## Problem description
In the material below, swap "column-number" for "column-index" wherever it occurs and reproduce every line with nothing else changed.
··· Working data ···
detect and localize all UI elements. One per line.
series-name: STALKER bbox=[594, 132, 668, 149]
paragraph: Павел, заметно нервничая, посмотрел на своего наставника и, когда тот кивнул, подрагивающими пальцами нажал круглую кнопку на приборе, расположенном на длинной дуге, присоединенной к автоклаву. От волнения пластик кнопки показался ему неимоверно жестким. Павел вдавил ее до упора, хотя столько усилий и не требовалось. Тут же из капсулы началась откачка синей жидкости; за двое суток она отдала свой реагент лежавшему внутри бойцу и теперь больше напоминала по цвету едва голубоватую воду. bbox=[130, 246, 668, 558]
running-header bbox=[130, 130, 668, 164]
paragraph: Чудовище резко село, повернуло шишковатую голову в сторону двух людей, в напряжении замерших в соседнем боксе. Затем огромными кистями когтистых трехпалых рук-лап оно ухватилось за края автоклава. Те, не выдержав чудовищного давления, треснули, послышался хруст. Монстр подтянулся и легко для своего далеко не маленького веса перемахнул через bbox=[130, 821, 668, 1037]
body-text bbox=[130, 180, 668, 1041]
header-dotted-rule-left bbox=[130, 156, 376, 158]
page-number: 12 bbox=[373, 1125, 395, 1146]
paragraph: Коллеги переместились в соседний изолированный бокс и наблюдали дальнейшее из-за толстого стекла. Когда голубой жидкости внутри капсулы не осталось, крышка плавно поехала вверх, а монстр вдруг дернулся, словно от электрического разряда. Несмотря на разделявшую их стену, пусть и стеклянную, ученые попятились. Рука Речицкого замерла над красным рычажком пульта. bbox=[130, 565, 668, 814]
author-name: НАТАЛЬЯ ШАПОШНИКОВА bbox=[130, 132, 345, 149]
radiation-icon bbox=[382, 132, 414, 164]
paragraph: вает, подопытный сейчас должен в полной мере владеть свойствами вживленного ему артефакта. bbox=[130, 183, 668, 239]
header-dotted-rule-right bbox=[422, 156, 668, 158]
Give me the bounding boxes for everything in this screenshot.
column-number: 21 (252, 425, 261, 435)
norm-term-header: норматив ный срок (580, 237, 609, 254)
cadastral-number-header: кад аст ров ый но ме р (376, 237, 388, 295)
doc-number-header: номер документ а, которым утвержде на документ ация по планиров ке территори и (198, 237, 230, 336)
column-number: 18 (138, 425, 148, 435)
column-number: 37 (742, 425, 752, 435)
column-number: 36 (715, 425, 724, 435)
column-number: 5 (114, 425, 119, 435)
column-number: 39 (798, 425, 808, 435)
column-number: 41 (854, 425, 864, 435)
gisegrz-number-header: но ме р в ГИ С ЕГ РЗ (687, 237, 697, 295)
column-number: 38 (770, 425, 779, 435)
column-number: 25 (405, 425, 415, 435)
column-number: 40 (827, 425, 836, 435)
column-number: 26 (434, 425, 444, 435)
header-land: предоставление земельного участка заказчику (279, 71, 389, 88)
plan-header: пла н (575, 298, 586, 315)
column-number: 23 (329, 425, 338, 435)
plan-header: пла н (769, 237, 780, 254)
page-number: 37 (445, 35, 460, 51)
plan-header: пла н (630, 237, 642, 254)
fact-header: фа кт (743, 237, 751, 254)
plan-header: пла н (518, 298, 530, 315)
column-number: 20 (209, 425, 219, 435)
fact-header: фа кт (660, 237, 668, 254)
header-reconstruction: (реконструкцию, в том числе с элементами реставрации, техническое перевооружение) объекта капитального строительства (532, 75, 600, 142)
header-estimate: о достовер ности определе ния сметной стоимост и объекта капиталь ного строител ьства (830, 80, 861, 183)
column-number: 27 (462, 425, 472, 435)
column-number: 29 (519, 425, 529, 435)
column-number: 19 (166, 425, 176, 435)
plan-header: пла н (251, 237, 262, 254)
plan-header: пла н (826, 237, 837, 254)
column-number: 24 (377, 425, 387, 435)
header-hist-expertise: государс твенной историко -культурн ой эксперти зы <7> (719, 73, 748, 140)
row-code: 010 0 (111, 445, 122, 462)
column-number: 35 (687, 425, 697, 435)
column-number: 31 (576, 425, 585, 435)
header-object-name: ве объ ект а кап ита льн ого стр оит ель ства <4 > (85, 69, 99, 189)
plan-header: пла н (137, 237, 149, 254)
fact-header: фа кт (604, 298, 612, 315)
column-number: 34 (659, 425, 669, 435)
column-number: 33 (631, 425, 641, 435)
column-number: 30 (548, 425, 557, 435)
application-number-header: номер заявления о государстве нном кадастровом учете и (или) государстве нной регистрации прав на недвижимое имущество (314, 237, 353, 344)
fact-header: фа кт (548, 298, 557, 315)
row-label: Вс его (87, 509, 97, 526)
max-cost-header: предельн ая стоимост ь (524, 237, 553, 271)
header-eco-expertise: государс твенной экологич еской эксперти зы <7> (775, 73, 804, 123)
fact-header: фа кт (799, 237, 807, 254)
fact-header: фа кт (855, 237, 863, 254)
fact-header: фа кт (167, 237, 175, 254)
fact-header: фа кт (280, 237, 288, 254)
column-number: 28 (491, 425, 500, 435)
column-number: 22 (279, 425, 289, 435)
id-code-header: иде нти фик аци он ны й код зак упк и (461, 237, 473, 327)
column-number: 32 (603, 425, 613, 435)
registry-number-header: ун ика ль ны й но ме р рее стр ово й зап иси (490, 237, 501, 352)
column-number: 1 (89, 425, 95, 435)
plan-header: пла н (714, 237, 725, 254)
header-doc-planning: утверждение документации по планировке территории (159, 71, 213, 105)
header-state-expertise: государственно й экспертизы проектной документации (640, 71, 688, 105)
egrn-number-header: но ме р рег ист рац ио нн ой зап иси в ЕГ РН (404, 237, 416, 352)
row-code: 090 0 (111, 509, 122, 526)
···
## Result
detect and localize all UI elements. One per line.
series-name: STALKER bbox=[594, 132, 668, 149]
paragraph: Павел, заметно нервничая, посмотрел на своего наставника и, когда тот кивнул, подрагивающими пальцами нажал круглую кнопку на приборе, расположенном на длинной дуге, присоединенной к автоклаву. От волнения пластик кнопки показался ему неимоверно жестким. Павел вдавил ее до упора, хотя столько усилий и не требовалось. Тут же из капсулы началась откачка синей жидкости; за двое суток она отдала свой реагент лежавшему внутри бойцу и теперь больше напоминала по цвету едва голубоватую воду. bbox=[130, 246, 668, 558]
running-header bbox=[130, 130, 668, 164]
paragraph: Чудовище резко село, повернуло шишковатую голову в сторону двух людей, в напряжении замерших в соседнем боксе. Затем огромными кистями когтистых трехпалых рук-лап оно ухватилось за края автоклава. Те, не выдержав чудовищного давления, треснули, послышался хруст. Монстр подтянулся и легко для своего далеко не маленького веса перемахнул через bbox=[130, 821, 668, 1037]
body-text bbox=[130, 180, 668, 1041]
header-dotted-rule-left bbox=[130, 156, 376, 158]
page-number: 12 bbox=[373, 1125, 395, 1146]
paragraph: Коллеги переместились в соседний изолированный бокс и наблюдали дальнейшее из-за толстого стекла. Когда голубой жидкости внутри капсулы не осталось, крышка плавно поехала вверх, а монстр вдруг дернулся, словно от электрического разряда. Несмотря на разделявшую их стену, пусть и стеклянную, ученые попятились. Рука Речицкого замерла над красным рычажком пульта. bbox=[130, 565, 668, 814]
author-name: НАТАЛЬЯ ШАПОШНИКОВА bbox=[130, 132, 345, 149]
radiation-icon bbox=[382, 132, 414, 164]
paragraph: вает, подопытный сейчас должен в полной мере владеть свойствами вживленного ему артефакта. bbox=[130, 183, 668, 239]
header-dotted-rule-right bbox=[422, 156, 668, 158]
Give me the bounding boxes for everything in this screenshot.
column-index: 21 (252, 425, 261, 435)
norm-term-header: норматив ный срок (580, 237, 609, 254)
cadastral-number-header: кад аст ров ый но ме р (376, 237, 388, 295)
doc-number-header: номер документ а, которым утвержде на документ ация по планиров ке территори и (198, 237, 230, 336)
column-index: 18 (138, 425, 148, 435)
column-index: 37 (742, 425, 752, 435)
column-index: 36 (715, 425, 724, 435)
column-index: 5 (114, 425, 119, 435)
column-index: 39 (798, 425, 808, 435)
column-index: 41 (854, 425, 864, 435)
gisegrz-number-header: но ме р в ГИ С ЕГ РЗ (687, 237, 697, 295)
column-index: 38 (770, 425, 779, 435)
column-index: 25 (405, 425, 415, 435)
column-index: 40 (827, 425, 836, 435)
column-index: 26 (434, 425, 444, 435)
header-land: предоставление земельного участка заказчику (279, 71, 389, 88)
plan-header: пла н (575, 298, 586, 315)
column-index: 23 (329, 425, 338, 435)
plan-header: пла н (769, 237, 780, 254)
page-number: 37 (445, 35, 460, 51)
plan-header: пла н (630, 237, 642, 254)
fact-header: фа кт (743, 237, 751, 254)
plan-header: пла н (518, 298, 530, 315)
column-index: 20 (209, 425, 219, 435)
fact-header: фа кт (660, 237, 668, 254)
header-reconstruction: (реконструкцию, в том числе с элементами реставрации, техническое перевооружение) объекта капитального строительства (532, 75, 600, 142)
header-estimate: о достовер ности определе ния сметной стоимост и объекта капиталь ного строител ьства (830, 80, 861, 183)
column-index: 27 (462, 425, 472, 435)
column-index: 29 (519, 425, 529, 435)
column-index: 19 (166, 425, 176, 435)
plan-header: пла н (251, 237, 262, 254)
plan-header: пла н (826, 237, 837, 254)
column-index: 24 (377, 425, 387, 435)
header-hist-expertise: государс твенной историко -культурн ой эксперти зы <7> (719, 73, 748, 140)
row-code: 010 0 (111, 445, 122, 462)
column-index: 35 (687, 425, 697, 435)
column-index: 31 (576, 425, 585, 435)
header-object-name: ве объ ект а кап ита льн ого стр оит ель ства <4 > (85, 69, 99, 189)
plan-header: пла н (137, 237, 149, 254)
fact-header: фа кт (604, 298, 612, 315)
column-index: 34 (659, 425, 669, 435)
column-index: 33 (631, 425, 641, 435)
column-index: 30 (548, 425, 557, 435)
application-number-header: номер заявления о государстве нном кадастровом учете и (или) государстве нной регистрации прав на недвижимое имущество (314, 237, 353, 344)
fact-header: фа кт (548, 298, 557, 315)
row-label: Вс его (87, 509, 97, 526)
max-cost-header: предельн ая стоимост ь (524, 237, 553, 271)
header-eco-expertise: государс твенной экологич еской эксперти зы <7> (775, 73, 804, 123)
fact-header: фа кт (799, 237, 807, 254)
fact-header: фа кт (855, 237, 863, 254)
fact-header: фа кт (167, 237, 175, 254)
fact-header: фа кт (280, 237, 288, 254)
column-index: 28 (491, 425, 500, 435)
column-index: 22 (279, 425, 289, 435)
id-code-header: иде нти фик аци он ны й код зак упк и (461, 237, 473, 327)
column-index: 32 (603, 425, 613, 435)
registry-number-header: ун ика ль ны й но ме р рее стр ово й зап иси (490, 237, 501, 352)
column-index: 1 (89, 425, 95, 435)
plan-header: пла н (714, 237, 725, 254)
header-doc-planning: утверждение документации по планировке территории (159, 71, 213, 105)
header-state-expertise: государственно й экспертизы проектной документации (640, 71, 688, 105)
egrn-number-header: но ме р рег ист рац ио нн ой зап иси в ЕГ РН (404, 237, 416, 352)
row-code: 090 0 (111, 509, 122, 526)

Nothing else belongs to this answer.